DATA SECTION start
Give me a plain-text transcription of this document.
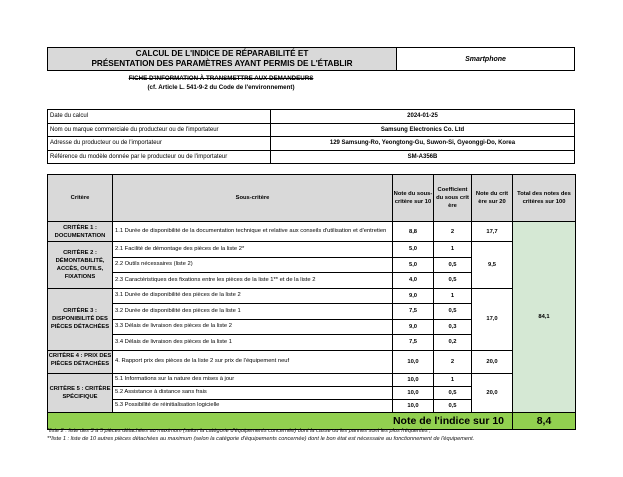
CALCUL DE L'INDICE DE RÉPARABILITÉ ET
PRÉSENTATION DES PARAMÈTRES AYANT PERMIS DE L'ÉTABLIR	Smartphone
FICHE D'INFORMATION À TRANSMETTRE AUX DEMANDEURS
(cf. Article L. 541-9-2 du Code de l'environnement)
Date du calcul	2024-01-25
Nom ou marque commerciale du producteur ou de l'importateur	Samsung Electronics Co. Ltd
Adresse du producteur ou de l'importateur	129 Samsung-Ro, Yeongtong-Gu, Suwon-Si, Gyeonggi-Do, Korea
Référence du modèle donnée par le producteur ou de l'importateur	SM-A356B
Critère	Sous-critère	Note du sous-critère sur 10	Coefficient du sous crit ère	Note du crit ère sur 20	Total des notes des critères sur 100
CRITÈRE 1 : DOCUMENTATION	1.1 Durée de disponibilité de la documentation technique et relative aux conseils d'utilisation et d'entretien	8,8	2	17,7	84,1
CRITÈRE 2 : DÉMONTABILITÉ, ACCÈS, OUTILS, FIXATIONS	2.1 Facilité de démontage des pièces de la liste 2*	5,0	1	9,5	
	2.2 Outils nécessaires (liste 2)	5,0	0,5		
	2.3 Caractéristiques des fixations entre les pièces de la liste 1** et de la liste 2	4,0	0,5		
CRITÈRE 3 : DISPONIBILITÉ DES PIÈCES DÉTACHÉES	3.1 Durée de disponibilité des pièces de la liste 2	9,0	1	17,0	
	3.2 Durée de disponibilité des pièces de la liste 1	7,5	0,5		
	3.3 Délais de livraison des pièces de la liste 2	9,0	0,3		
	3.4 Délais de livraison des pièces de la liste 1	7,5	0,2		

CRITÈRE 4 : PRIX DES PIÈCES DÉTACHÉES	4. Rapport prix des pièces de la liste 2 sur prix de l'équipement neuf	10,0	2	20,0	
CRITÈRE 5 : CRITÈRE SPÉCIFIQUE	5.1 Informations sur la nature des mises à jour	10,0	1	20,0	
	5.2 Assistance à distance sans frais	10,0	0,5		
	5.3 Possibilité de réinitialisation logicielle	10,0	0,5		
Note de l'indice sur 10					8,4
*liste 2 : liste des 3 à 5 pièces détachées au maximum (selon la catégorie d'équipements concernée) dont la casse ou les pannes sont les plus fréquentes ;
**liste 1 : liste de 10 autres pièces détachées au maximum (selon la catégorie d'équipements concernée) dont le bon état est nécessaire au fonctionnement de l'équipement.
DATA SECTION end
DATA SECTION start
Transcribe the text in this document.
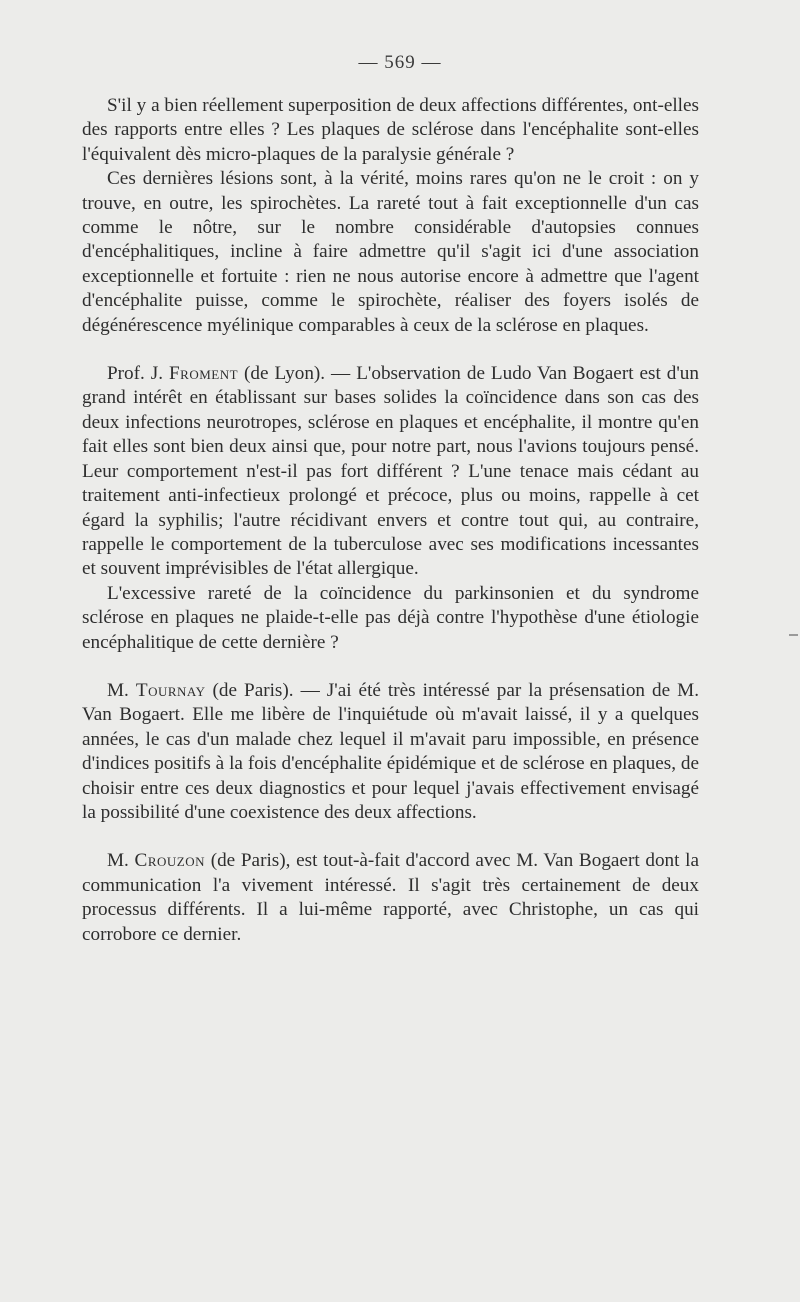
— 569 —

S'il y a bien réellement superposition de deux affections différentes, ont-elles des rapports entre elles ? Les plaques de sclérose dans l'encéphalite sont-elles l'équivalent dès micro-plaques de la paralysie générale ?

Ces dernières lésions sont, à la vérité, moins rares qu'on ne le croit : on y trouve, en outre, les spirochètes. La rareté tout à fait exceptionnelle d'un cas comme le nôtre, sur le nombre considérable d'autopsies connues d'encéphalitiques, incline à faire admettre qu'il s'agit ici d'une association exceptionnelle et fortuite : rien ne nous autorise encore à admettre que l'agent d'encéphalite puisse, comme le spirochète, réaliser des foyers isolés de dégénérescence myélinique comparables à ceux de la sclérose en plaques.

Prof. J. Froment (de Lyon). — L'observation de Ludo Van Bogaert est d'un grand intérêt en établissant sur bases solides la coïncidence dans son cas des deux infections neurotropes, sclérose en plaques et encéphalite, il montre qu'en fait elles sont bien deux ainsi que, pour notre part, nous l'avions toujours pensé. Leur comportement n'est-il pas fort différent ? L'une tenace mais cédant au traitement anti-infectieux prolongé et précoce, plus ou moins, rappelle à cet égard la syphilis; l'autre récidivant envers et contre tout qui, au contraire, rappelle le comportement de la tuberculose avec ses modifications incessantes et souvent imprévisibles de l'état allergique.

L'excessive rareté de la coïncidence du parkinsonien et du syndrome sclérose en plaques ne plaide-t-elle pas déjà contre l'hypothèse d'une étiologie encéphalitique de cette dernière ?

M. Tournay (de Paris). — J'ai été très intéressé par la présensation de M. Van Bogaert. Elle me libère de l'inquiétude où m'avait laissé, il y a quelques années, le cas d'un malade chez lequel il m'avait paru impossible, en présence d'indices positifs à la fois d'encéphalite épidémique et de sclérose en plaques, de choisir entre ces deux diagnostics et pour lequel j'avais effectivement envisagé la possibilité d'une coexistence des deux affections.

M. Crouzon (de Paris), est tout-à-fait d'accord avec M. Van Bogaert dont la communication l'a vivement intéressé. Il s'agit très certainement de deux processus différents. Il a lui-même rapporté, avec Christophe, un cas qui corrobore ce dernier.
DATA SECTION end
Find how many of the lines above have the word "maximum" in them. State only that number.

2